Exercise prompt: Track down the lines that contain "What" and copy them.

Figure record listings
◆ ◆ ◆ ◆ ◆

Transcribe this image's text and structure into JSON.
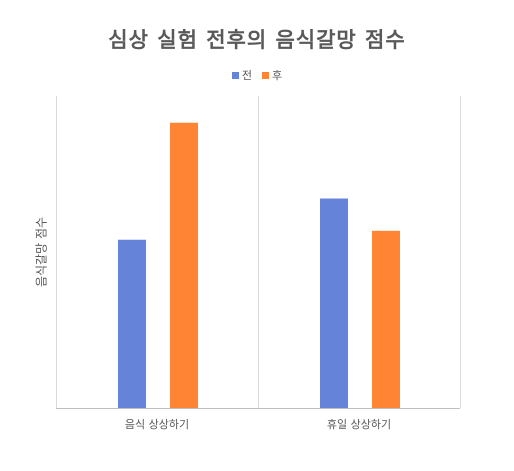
{
  "chart_data": {
    "type": "bar",
    "title": "심상 실험 전후의 음식갈망 점수",
    "xlabel": "",
    "ylabel": "음식갈망 점수",
    "categories": [
      "음식 상상하기",
      "휴일 상상하기"
    ],
    "series": [
      {
        "name": "전",
        "color": "#6583D8",
        "values": [
          1.51,
          1.88
        ]
      },
      {
        "name": "후",
        "color": "#FF8534",
        "values": [
          2.56,
          1.59
        ]
      }
    ],
    "ylim": [
      0,
      2.8
    ],
    "grid": true,
    "legend_position": "top"
  }
}
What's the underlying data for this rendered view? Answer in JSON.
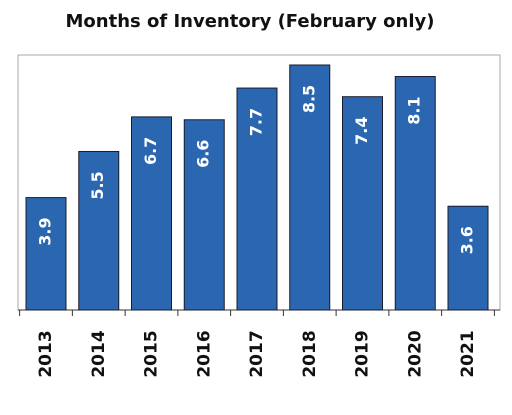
{
  "chart_data": {
    "type": "bar",
    "title": "Months of Inventory (February only)",
    "categories": [
      "2013",
      "2014",
      "2015",
      "2016",
      "2017",
      "2018",
      "2019",
      "2020",
      "2021"
    ],
    "values": [
      3.9,
      5.5,
      6.7,
      6.6,
      7.7,
      8.5,
      7.4,
      8.1,
      3.6
    ],
    "color": "#2b67b1"
  }
}
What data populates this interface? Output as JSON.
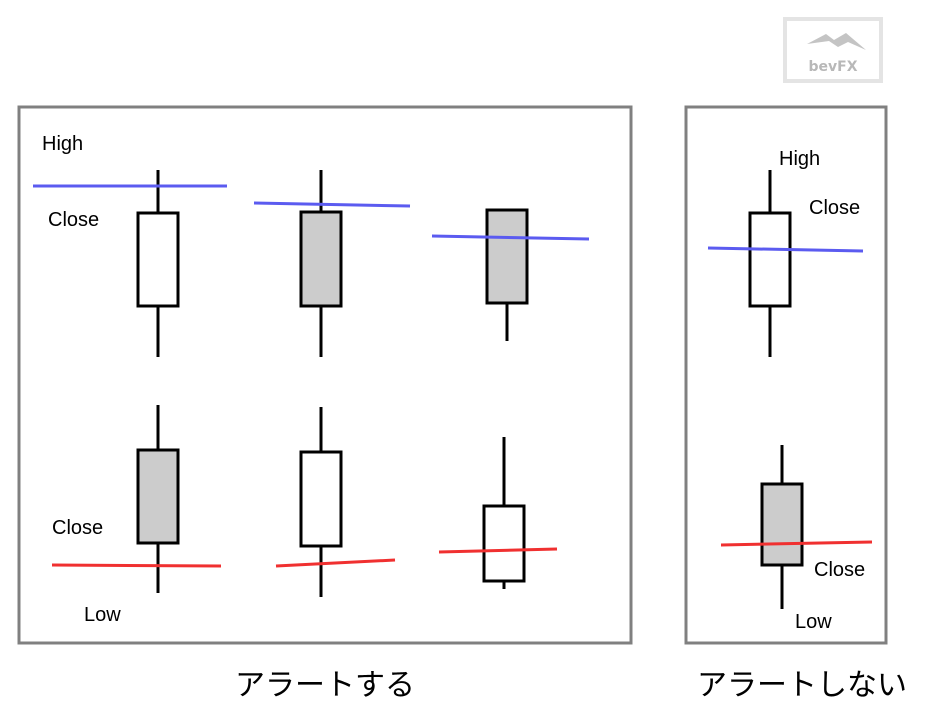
{
  "logo": {
    "text": "bevFX"
  },
  "panel_alert": {
    "caption": "アラートする",
    "labels": {
      "high": "High",
      "close_top": "Close",
      "close_bottom": "Close",
      "low": "Low"
    }
  },
  "panel_no_alert": {
    "caption": "アラートしない",
    "labels": {
      "high": "High",
      "close_top": "Close",
      "close_bottom": "Close",
      "low": "Low"
    }
  },
  "colors": {
    "frame": "#808080",
    "wick": "#000000",
    "bull_body": "#ffffff",
    "bear_body": "#cccccc",
    "upper_line": "#5b5bf0",
    "lower_line": "#f03030"
  }
}
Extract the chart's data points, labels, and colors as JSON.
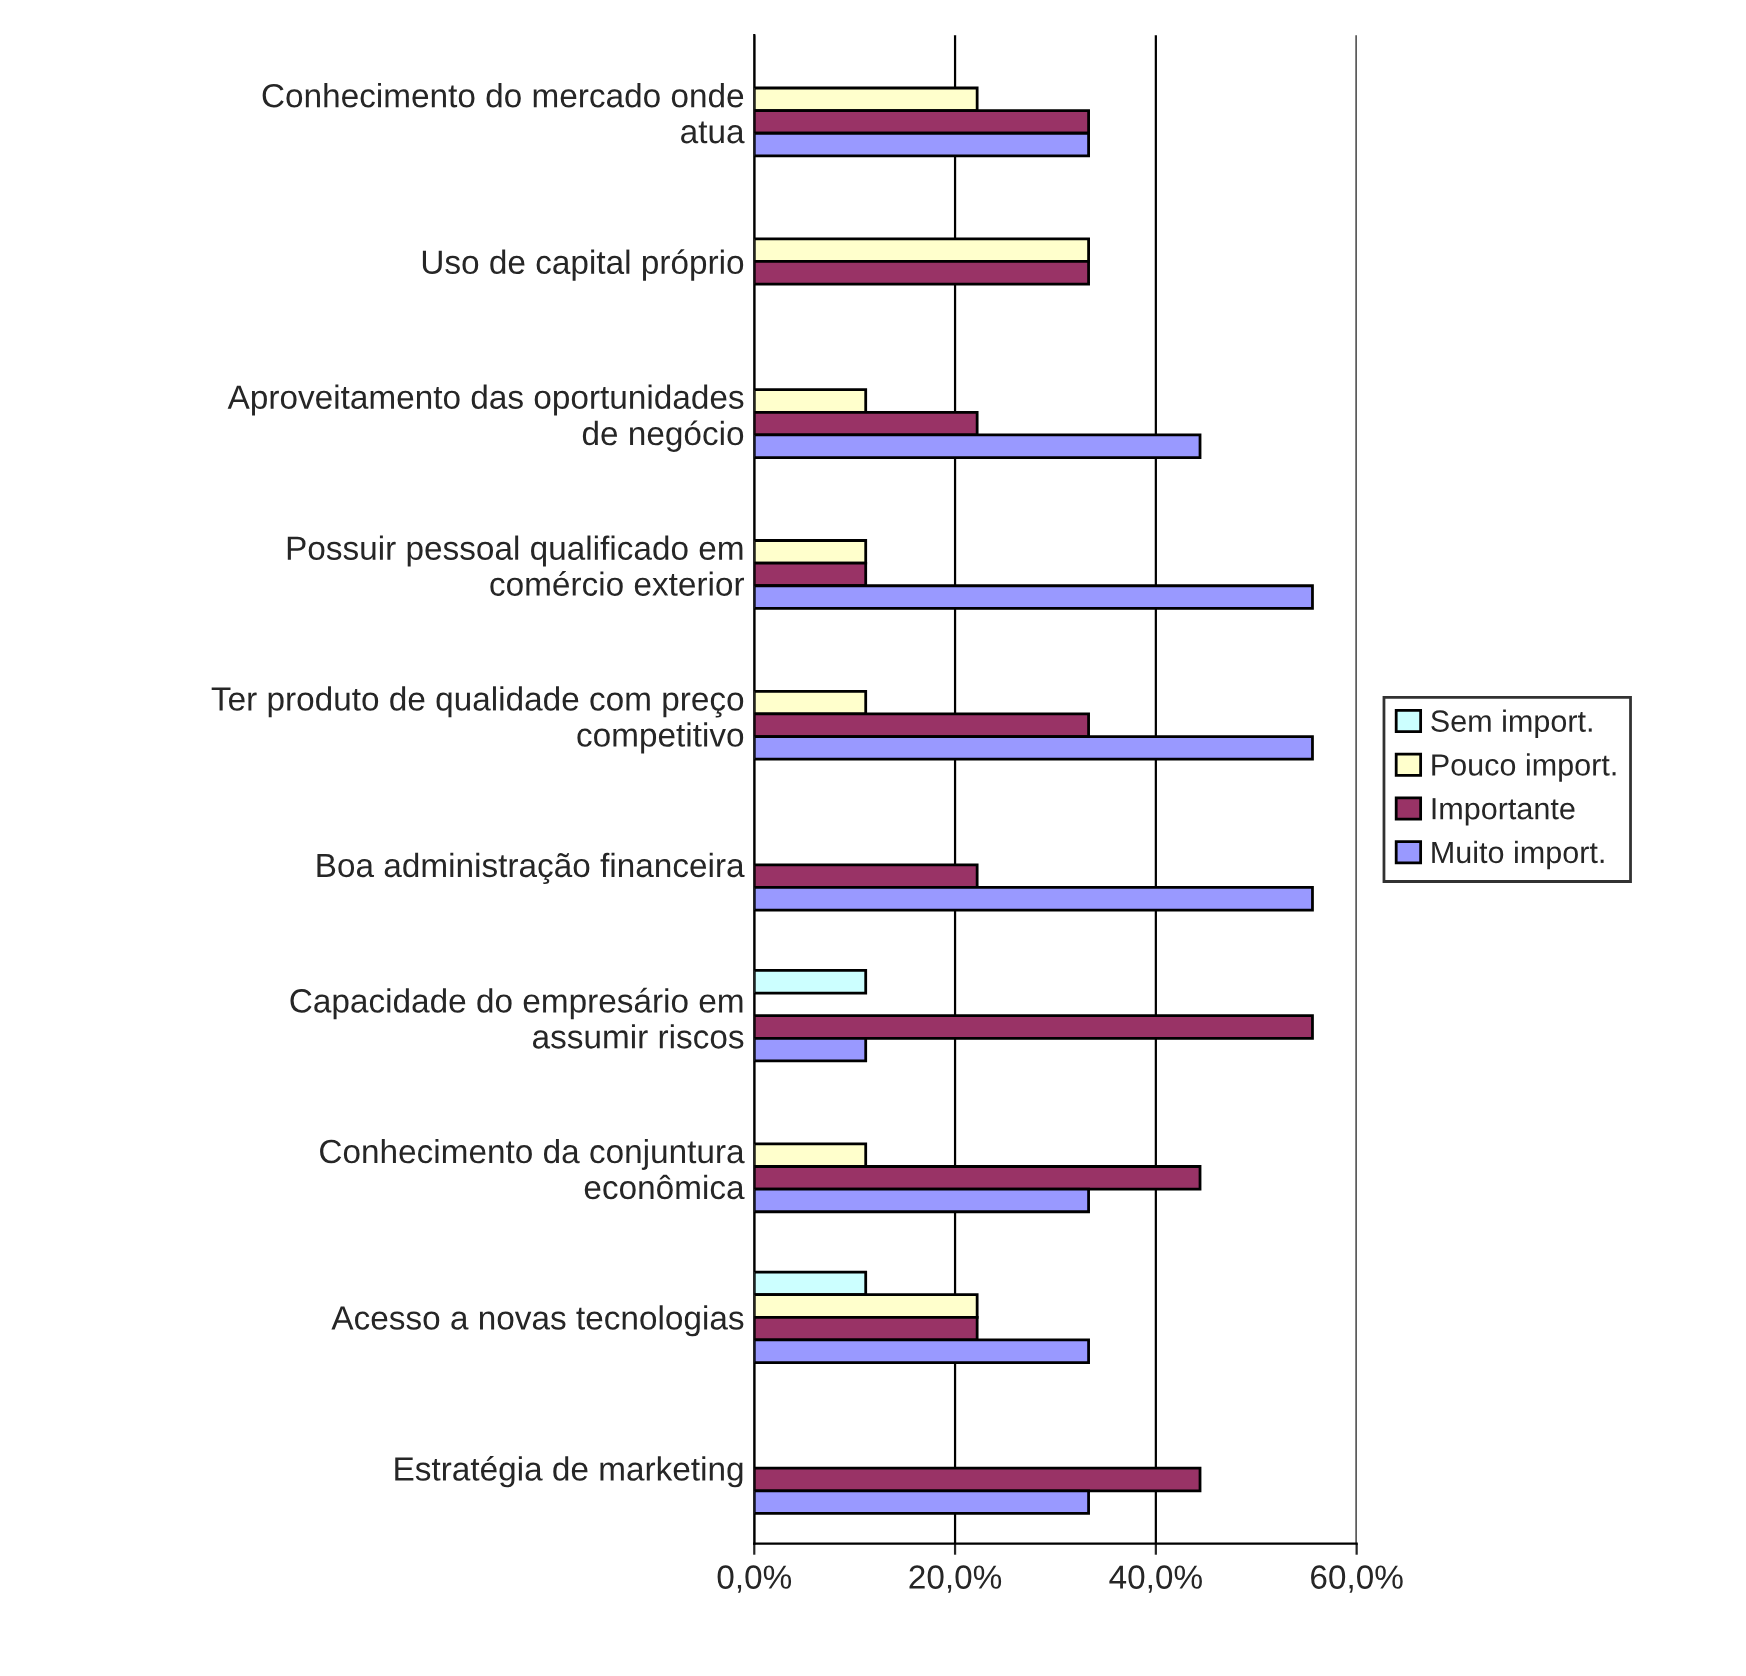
{
  "chart_data": {
    "type": "bar",
    "orientation": "horizontal",
    "categories": [
      "Conhecimento do mercado onde\natua",
      "Uso de capital próprio",
      "Aproveitamento das oportunidades\nde negócio",
      "Possuir pessoal qualificado em\ncomércio exterior",
      "Ter produto de qualidade com preço\ncompetitivo",
      "Boa administração financeira",
      "Capacidade do empresário em\nassumir riscos",
      "Conhecimento da conjuntura\neconômica",
      "Acesso a novas tecnologias",
      "Estratégia de marketing"
    ],
    "series": [
      {
        "name": "Sem import.",
        "color": "#ccffff",
        "values": [
          null,
          null,
          null,
          null,
          null,
          null,
          11.1,
          null,
          11.1,
          null
        ]
      },
      {
        "name": "Pouco import.",
        "color": "#ffffcc",
        "values": [
          22.2,
          33.3,
          11.1,
          11.1,
          11.1,
          null,
          null,
          11.1,
          22.2,
          null
        ]
      },
      {
        "name": "Importante",
        "color": "#993366",
        "values": [
          33.3,
          33.3,
          22.2,
          11.1,
          33.3,
          22.2,
          55.6,
          44.4,
          22.2,
          44.4
        ]
      },
      {
        "name": "Muito import.",
        "color": "#9999ff",
        "values": [
          33.3,
          null,
          44.4,
          55.6,
          55.6,
          55.6,
          11.1,
          33.3,
          33.3,
          33.3
        ]
      }
    ],
    "xlim": [
      0,
      60
    ],
    "xticks": [
      {
        "value": 0,
        "label": "0,0%"
      },
      {
        "value": 20,
        "label": "20,0%"
      },
      {
        "value": 40,
        "label": "40,0%"
      },
      {
        "value": 60,
        "label": "60,0%"
      }
    ],
    "grid": "x",
    "legend": "right"
  }
}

◆ ◆ ◆ ◆ ◆

Result of the exercise:
What's the underlying data for this rendered view? Answer in JSON.
What data populates this interface? Output as JSON.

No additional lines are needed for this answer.